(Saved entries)

■ ■ ■

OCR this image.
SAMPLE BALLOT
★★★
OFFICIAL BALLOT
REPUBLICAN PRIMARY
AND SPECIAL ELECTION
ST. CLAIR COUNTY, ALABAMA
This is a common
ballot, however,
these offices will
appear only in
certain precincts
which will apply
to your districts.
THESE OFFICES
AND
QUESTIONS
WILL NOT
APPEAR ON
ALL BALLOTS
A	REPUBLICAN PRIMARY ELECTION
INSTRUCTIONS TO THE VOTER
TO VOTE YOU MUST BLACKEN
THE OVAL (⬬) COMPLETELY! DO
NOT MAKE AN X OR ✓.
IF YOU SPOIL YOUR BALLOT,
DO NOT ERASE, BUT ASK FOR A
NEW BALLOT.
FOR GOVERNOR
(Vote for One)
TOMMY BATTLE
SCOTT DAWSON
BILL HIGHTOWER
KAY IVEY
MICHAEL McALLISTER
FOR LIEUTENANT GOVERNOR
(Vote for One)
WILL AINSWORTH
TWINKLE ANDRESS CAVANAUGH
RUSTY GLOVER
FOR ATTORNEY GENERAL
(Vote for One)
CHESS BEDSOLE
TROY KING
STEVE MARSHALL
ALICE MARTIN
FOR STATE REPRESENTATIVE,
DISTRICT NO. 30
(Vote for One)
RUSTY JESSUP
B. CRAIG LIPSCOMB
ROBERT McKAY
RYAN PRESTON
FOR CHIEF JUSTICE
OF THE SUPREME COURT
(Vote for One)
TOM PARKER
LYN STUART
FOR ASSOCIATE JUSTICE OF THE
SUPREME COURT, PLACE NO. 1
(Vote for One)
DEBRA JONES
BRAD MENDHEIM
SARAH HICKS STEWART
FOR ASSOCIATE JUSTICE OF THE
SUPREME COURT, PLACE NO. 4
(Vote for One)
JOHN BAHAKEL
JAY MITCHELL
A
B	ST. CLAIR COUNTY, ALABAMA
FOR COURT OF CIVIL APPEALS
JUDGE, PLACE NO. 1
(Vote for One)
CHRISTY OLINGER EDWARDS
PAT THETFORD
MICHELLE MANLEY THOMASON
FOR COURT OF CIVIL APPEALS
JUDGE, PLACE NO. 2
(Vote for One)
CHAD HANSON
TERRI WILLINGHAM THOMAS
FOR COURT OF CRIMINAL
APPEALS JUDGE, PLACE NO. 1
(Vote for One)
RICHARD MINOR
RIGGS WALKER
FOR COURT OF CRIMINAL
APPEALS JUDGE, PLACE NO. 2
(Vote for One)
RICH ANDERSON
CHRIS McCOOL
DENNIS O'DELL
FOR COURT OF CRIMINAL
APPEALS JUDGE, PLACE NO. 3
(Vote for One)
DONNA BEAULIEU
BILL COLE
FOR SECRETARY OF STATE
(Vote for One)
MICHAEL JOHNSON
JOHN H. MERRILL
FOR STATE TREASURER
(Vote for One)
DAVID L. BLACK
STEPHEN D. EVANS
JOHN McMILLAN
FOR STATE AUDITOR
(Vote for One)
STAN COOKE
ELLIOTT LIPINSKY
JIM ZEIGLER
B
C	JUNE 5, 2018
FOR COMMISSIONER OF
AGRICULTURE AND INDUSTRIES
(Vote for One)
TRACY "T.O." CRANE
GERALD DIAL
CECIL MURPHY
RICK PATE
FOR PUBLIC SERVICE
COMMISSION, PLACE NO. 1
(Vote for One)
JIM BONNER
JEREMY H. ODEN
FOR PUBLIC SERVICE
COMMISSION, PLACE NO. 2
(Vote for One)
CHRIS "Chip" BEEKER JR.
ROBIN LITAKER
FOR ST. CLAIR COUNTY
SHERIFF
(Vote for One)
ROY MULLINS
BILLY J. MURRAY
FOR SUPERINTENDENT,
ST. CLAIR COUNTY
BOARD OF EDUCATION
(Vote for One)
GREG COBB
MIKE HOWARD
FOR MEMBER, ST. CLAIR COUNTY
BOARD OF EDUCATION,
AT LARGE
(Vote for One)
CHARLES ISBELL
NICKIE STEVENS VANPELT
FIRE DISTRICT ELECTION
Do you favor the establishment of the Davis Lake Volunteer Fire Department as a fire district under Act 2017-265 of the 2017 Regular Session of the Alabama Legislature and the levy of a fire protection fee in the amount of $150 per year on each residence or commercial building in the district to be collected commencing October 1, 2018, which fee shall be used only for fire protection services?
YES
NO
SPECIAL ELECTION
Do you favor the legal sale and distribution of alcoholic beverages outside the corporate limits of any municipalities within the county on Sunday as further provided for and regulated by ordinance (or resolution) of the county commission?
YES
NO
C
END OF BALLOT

■ ■ ■

» **Exercise prompt**: Please restate the whole listing word for word.

» **Written response**:
OCR this image.
SAMPLE BALLOT
★★★
OFFICIAL BALLOT
REPUBLICAN PRIMARY
AND SPECIAL ELECTION
ST. CLAIR COUNTY, ALABAMA
This is a common
ballot, however,
these offices will
appear only in
certain precincts
which will apply
to your districts.
THESE OFFICES
AND
QUESTIONS
WILL NOT
APPEAR ON
ALL BALLOTS
A	REPUBLICAN PRIMARY ELECTION
INSTRUCTIONS TO THE VOTER
TO VOTE YOU MUST BLACKEN
THE OVAL (⬬) COMPLETELY! DO
NOT MAKE AN X OR ✓.
IF YOU SPOIL YOUR BALLOT,
DO NOT ERASE, BUT ASK FOR A
NEW BALLOT.
FOR GOVERNOR
(Vote for One)
TOMMY BATTLE
SCOTT DAWSON
BILL HIGHTOWER
KAY IVEY
MICHAEL McALLISTER
FOR LIEUTENANT GOVERNOR
(Vote for One)
WILL AINSWORTH
TWINKLE ANDRESS CAVANAUGH
RUSTY GLOVER
FOR ATTORNEY GENERAL
(Vote for One)
CHESS BEDSOLE
TROY KING
STEVE MARSHALL
ALICE MARTIN
FOR STATE REPRESENTATIVE,
DISTRICT NO. 30
(Vote for One)
RUSTY JESSUP
B. CRAIG LIPSCOMB
ROBERT McKAY
RYAN PRESTON
FOR CHIEF JUSTICE
OF THE SUPREME COURT
(Vote for One)
TOM PARKER
LYN STUART
FOR ASSOCIATE JUSTICE OF THE
SUPREME COURT, PLACE NO. 1
(Vote for One)
DEBRA JONES
BRAD MENDHEIM
SARAH HICKS STEWART
FOR ASSOCIATE JUSTICE OF THE
SUPREME COURT, PLACE NO. 4
(Vote for One)
JOHN BAHAKEL
JAY MITCHELL
A
B	ST. CLAIR COUNTY, ALABAMA
FOR COURT OF CIVIL APPEALS
JUDGE, PLACE NO. 1
(Vote for One)
CHRISTY OLINGER EDWARDS
PAT THETFORD
MICHELLE MANLEY THOMASON
FOR COURT OF CIVIL APPEALS
JUDGE, PLACE NO. 2
(Vote for One)
CHAD HANSON
TERRI WILLINGHAM THOMAS
FOR COURT OF CRIMINAL
APPEALS JUDGE, PLACE NO. 1
(Vote for One)
RICHARD MINOR
RIGGS WALKER
FOR COURT OF CRIMINAL
APPEALS JUDGE, PLACE NO. 2
(Vote for One)
RICH ANDERSON
CHRIS McCOOL
DENNIS O'DELL
FOR COURT OF CRIMINAL
APPEALS JUDGE, PLACE NO. 3
(Vote for One)
DONNA BEAULIEU
BILL COLE
FOR SECRETARY OF STATE
(Vote for One)
MICHAEL JOHNSON
JOHN H. MERRILL
FOR STATE TREASURER
(Vote for One)
DAVID L. BLACK
STEPHEN D. EVANS
JOHN McMILLAN
FOR STATE AUDITOR
(Vote for One)
STAN COOKE
ELLIOTT LIPINSKY
JIM ZEIGLER
B
C	JUNE 5, 2018
FOR COMMISSIONER OF
AGRICULTURE AND INDUSTRIES
(Vote for One)
TRACY "T.O." CRANE
GERALD DIAL
CECIL MURPHY
RICK PATE
FOR PUBLIC SERVICE
COMMISSION, PLACE NO. 1
(Vote for One)
JIM BONNER
JEREMY H. ODEN
FOR PUBLIC SERVICE
COMMISSION, PLACE NO. 2
(Vote for One)
CHRIS "Chip" BEEKER JR.
ROBIN LITAKER
FOR ST. CLAIR COUNTY
SHERIFF
(Vote for One)
ROY MULLINS
BILLY J. MURRAY
FOR SUPERINTENDENT,
ST. CLAIR COUNTY
BOARD OF EDUCATION
(Vote for One)
GREG COBB
MIKE HOWARD
FOR MEMBER, ST. CLAIR COUNTY
BOARD OF EDUCATION,
AT LARGE
(Vote for One)
CHARLES ISBELL
NICKIE STEVENS VANPELT
FIRE DISTRICT ELECTION
Do you favor the establishment of the Davis Lake Volunteer Fire Department as a fire district under Act 2017-265 of the 2017 Regular Session of the Alabama Legislature and the levy of a fire protection fee in the amount of $150 per year on each residence or commercial building in the district to be collected commencing October 1, 2018, which fee shall be used only for fire protection services?
YES
NO
SPECIAL ELECTION
Do you favor the legal sale and distribution of alcoholic beverages outside the corporate limits of any municipalities within the county on Sunday as further provided for and regulated by ordinance (or resolution) of the county commission?
YES
NO
C
END OF BALLOT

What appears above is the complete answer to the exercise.